Aim :: Review the material line by line. Identify and copy every line that contains the string "expressa".

(Dataset entries)
======
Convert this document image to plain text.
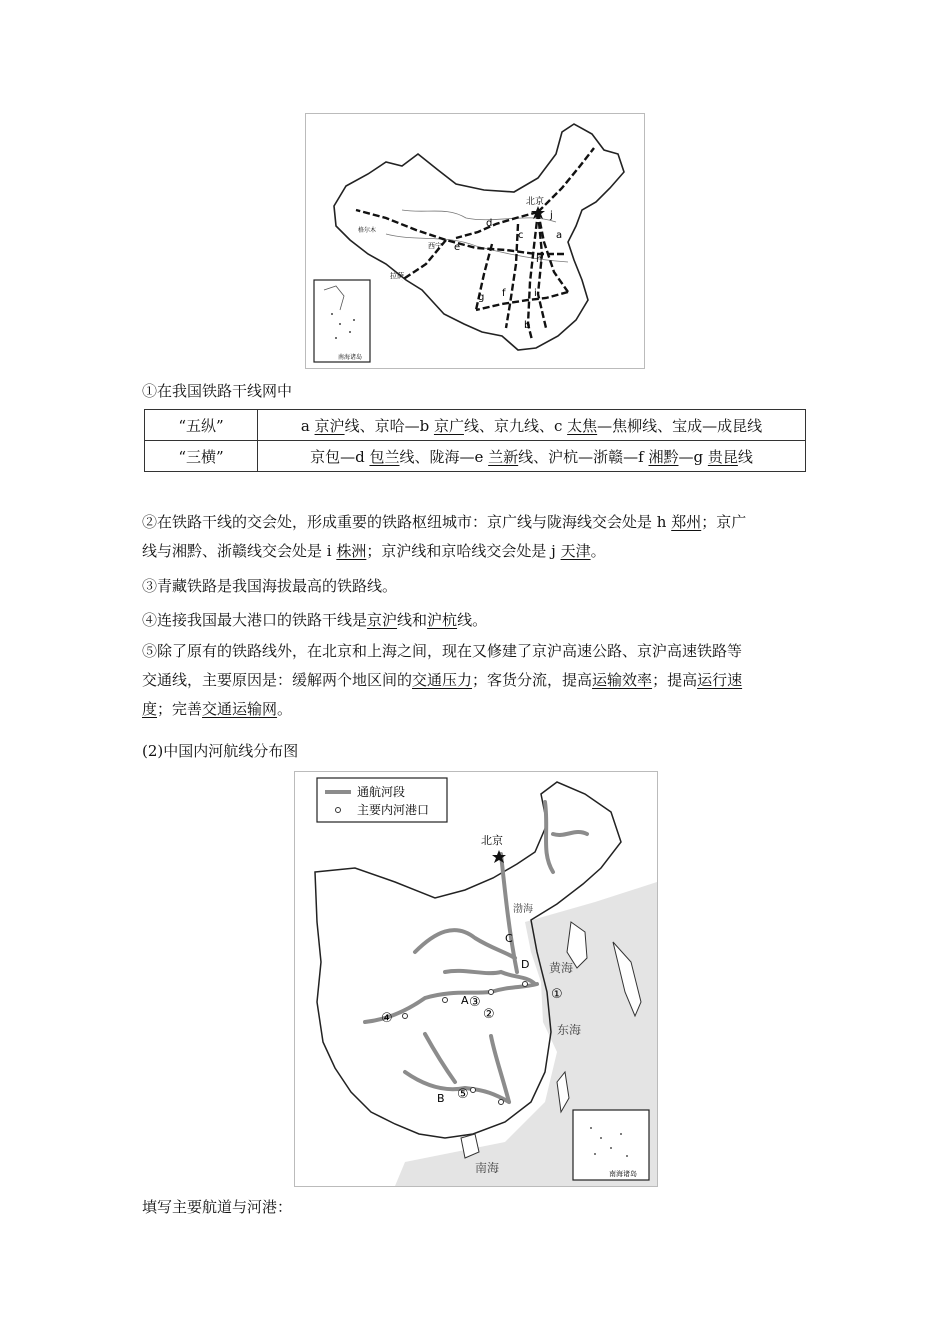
北京
西宁
拉萨
格尔木	a
b
c
d
e
f
g
h
i
j
南海诸岛
①在我国铁路干线网中
“五纵”	a 京沪线、京哈—b 京广线、京九线、c 太焦—焦柳线、宝成—成昆线
“三横”	京包—d 包兰线、陇海—e 兰新线、沪杭—浙赣—f 湘黔—g 贵昆线
②在铁路干线的交会处，形成重要的铁路枢纽城市：京广线与陇海线交会处是 h 郑州；京广
线与湘黔、浙赣线交会处是 i 株洲；京沪线和京哈线交会处是 j 天津。
③青藏铁路是我国海拔最高的铁路线。
④连接我国最大港口的铁路干线是京沪线和沪杭线。
⑤除了原有的铁路线外，在北京和上海之间，现在又修建了京沪高速公路、京沪高速铁路等
交通线，主要原因是：缓解两个地区间的交通压力；客货分流，提高运输效率；提高运行速
度；完善交通运输网。
(2)中国内河航线分布图
北京
渤海
黄海
东海
南海
A
B
C
D
①
②
③
④
⑤
通航河段
主要内河港口
南海诸岛
填写主要航道与河港：
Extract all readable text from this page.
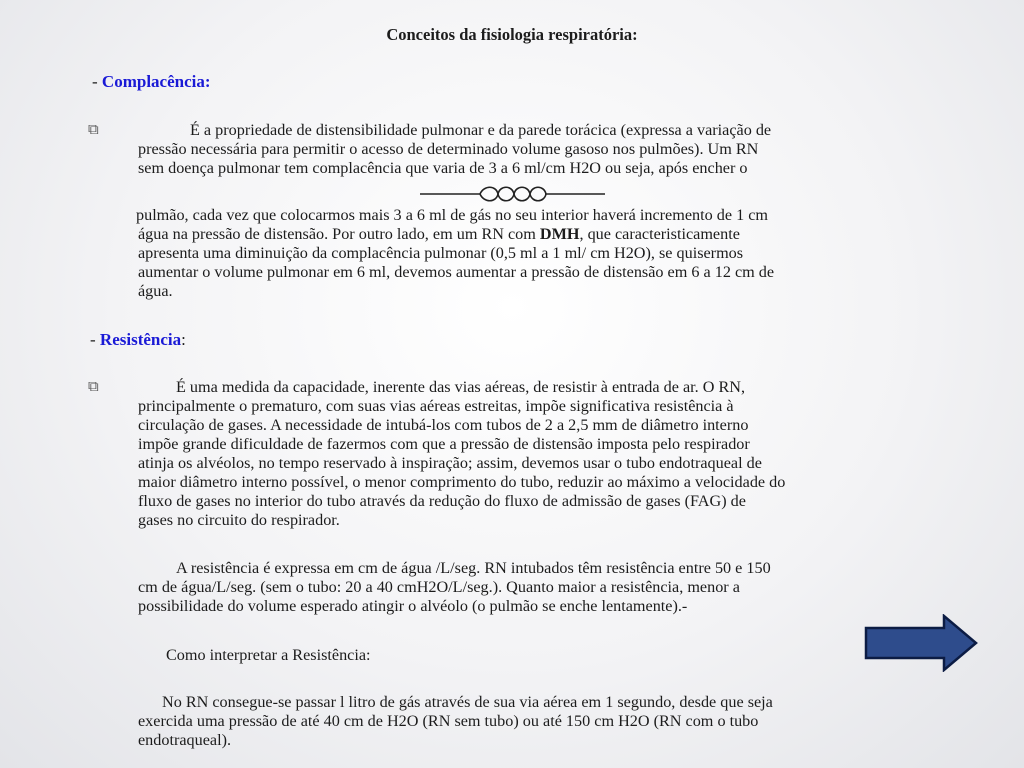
Conceitos da fisiologia respiratória:
- Complacência:
⧉	É a propriedade de distensibilidade pulmonar e da parede torácica (expressa a variação de
pressão necessária para permitir o acesso de determinado volume gasoso nos pulmões). Um RN
sem doença pulmonar tem complacência que varia de 3 a 6 ml/cm H2O ou seja, após encher o
pulmão, cada vez que colocarmos mais 3 a 6 ml de gás no seu interior haverá incremento de 1 cm
água na pressão de distensão. Por outro lado, em um RN com DMH, que caracteristicamente
apresenta uma diminuição da complacência pulmonar (0,5 ml a 1 ml/ cm H2O), se quisermos
aumentar o volume pulmonar em 6 ml, devemos aumentar a pressão de distensão em 6 a 12 cm de
água.
- Resistência:
⧉	É uma medida da capacidade, inerente das vias aéreas, de resistir à entrada de ar. O RN,
principalmente o prematuro, com suas vias aéreas estreitas, impõe significativa resistência à
circulação de gases. A necessidade de intubá-los com tubos de 2 a 2,5 mm de diâmetro interno
impõe grande dificuldade de fazermos com que a pressão de distensão imposta pelo respirador
atinja os alvéolos, no tempo reservado à inspiração; assim, devemos usar o tubo endotraqueal de
maior diâmetro interno possível, o menor comprimento do tubo, reduzir ao máximo a velocidade do
fluxo de gases no interior do tubo através da redução do fluxo de admissão de gases (FAG) de
gases no circuito do respirador.
A resistência é expressa em cm de água /L/seg. RN intubados têm resistência entre 50 e 150
cm de água/L/seg. (sem o tubo: 20 a 40 cmH2O/L/seg.). Quanto maior a resistência, menor a
possibilidade do volume esperado atingir o alvéolo (o pulmão se enche lentamente).-
Como interpretar a Resistência:
No RN consegue-se passar l litro de gás através de sua via aérea em 1 segundo, desde que seja
exercida uma pressão de até 40 cm de H2O (RN sem tubo) ou até 150 cm H2O (RN com o tubo
endotraqueal).
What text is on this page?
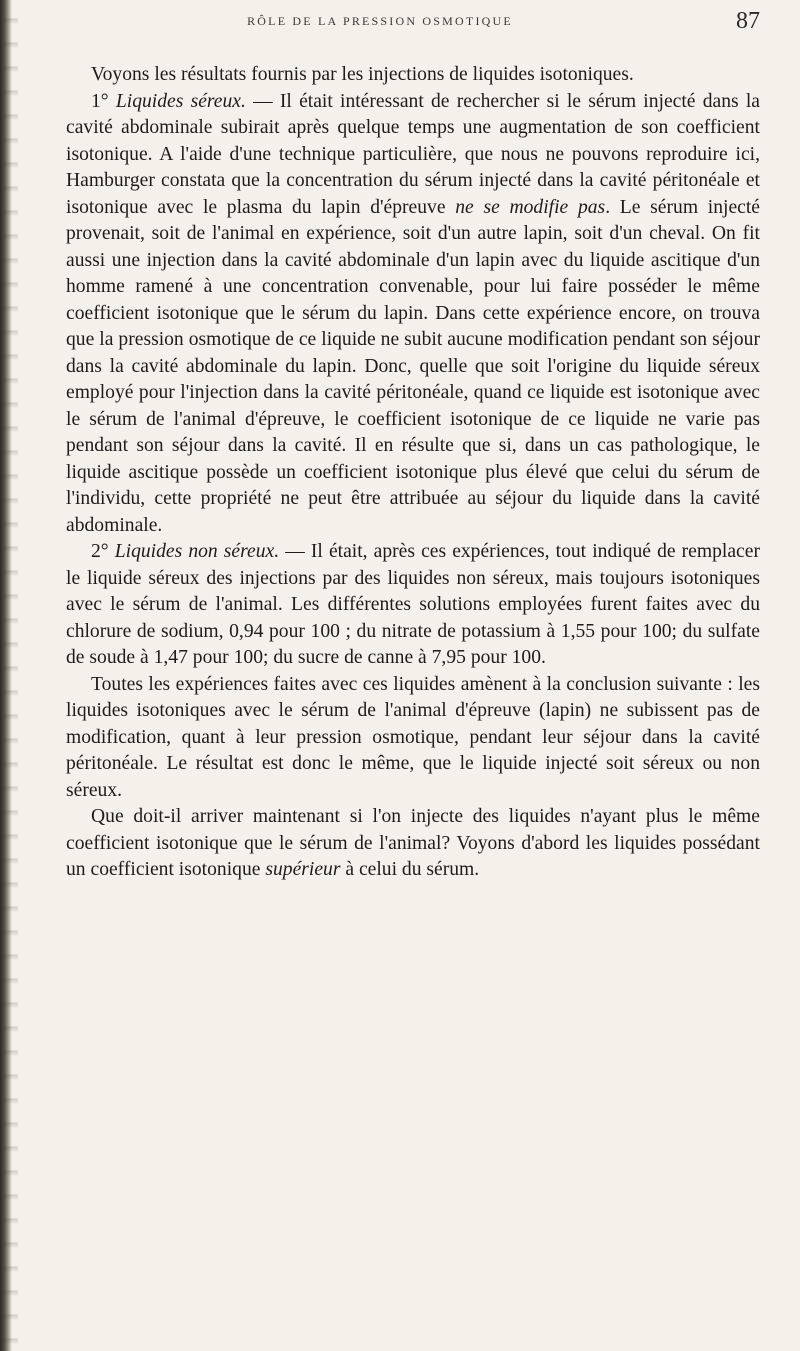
RÔLE DE LA PRESSION OSMOTIQUE	87

Voyons les résultats fournis par les injections de liquides isotoniques.

1° Liquides séreux. — Il était intéressant de rechercher si le sérum injecté dans la cavité abdominale subirait après quelque temps une augmentation de son coefficient isotonique. A l'aide d'une technique particulière, que nous ne pouvons reproduire ici, Hamburger constata que la concentration du sérum injecté dans la cavité péritonéale et isotonique avec le plasma du lapin d'épreuve ne se modifie pas. Le sérum injecté provenait, soit de l'animal en expérience, soit d'un autre lapin, soit d'un cheval. On fit aussi une injection dans la cavité abdominale d'un lapin avec du liquide ascitique d'un homme ramené à une concentration convenable, pour lui faire posséder le même coefficient isotonique que le sérum du lapin. Dans cette expérience encore, on trouva que la pression osmotique de ce liquide ne subit aucune modification pendant son séjour dans la cavité abdominale du lapin. Donc, quelle que soit l'origine du liquide séreux employé pour l'injection dans la cavité péritonéale, quand ce liquide est isotonique avec le sérum de l'animal d'épreuve, le coefficient isotonique de ce liquide ne varie pas pendant son séjour dans la cavité. Il en résulte que si, dans un cas pathologique, le liquide ascitique possède un coefficient isotonique plus élevé que celui du sérum de l'individu, cette propriété ne peut être attribuée au séjour du liquide dans la cavité abdominale.

2° Liquides non séreux. — Il était, après ces expériences, tout indiqué de remplacer le liquide séreux des injections par des liquides non séreux, mais toujours isotoniques avec le sérum de l'animal. Les différentes solutions employées furent faites avec du chlorure de sodium, 0,94 pour 100 ; du nitrate de potassium à 1,55 pour 100; du sulfate de soude à 1,47 pour 100; du sucre de canne à 7,95 pour 100.

Toutes les expériences faites avec ces liquides amènent à la conclusion suivante : les liquides isotoniques avec le sérum de l'animal d'épreuve (lapin) ne subissent pas de modification, quant à leur pression osmotique, pendant leur séjour dans la cavité péritonéale. Le résultat est donc le même, que le liquide injecté soit séreux ou non séreux.

Que doit-il arriver maintenant si l'on injecte des liquides n'ayant plus le même coefficient isotonique que le sérum de l'animal? Voyons d'abord les liquides possédant un coefficient isotonique supérieur à celui du sérum.
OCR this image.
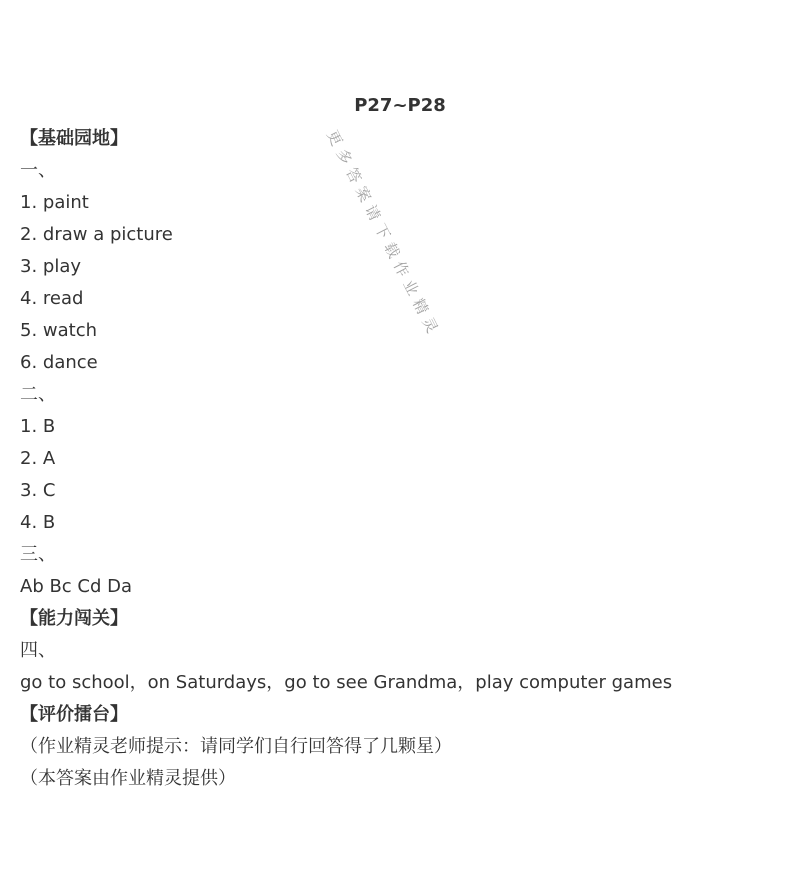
P27~P28
更多答案请下载作业精灵
【基础园地】
一、
1. paint
2. draw a picture
3. play
4. read
5. watch
6. dance
二、
1. B
2. A
3. C
4. B
三、
Ab Bc Cd Da
【能力闯关】
四、
go to school，on Saturdays，go to see Grandma，play computer games
【评价擂台】
（作业精灵老师提示：请同学们自行回答得了几颗星）
（本答案由作业精灵提供）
======
Response to this exercise ::
⧉	É a propriedade de distensibilidade pulmonar e da parede torácica (expressa a variação de
A resistência é expressa em cm de água /L/seg. RN intubados têm resistência entre 50 e 150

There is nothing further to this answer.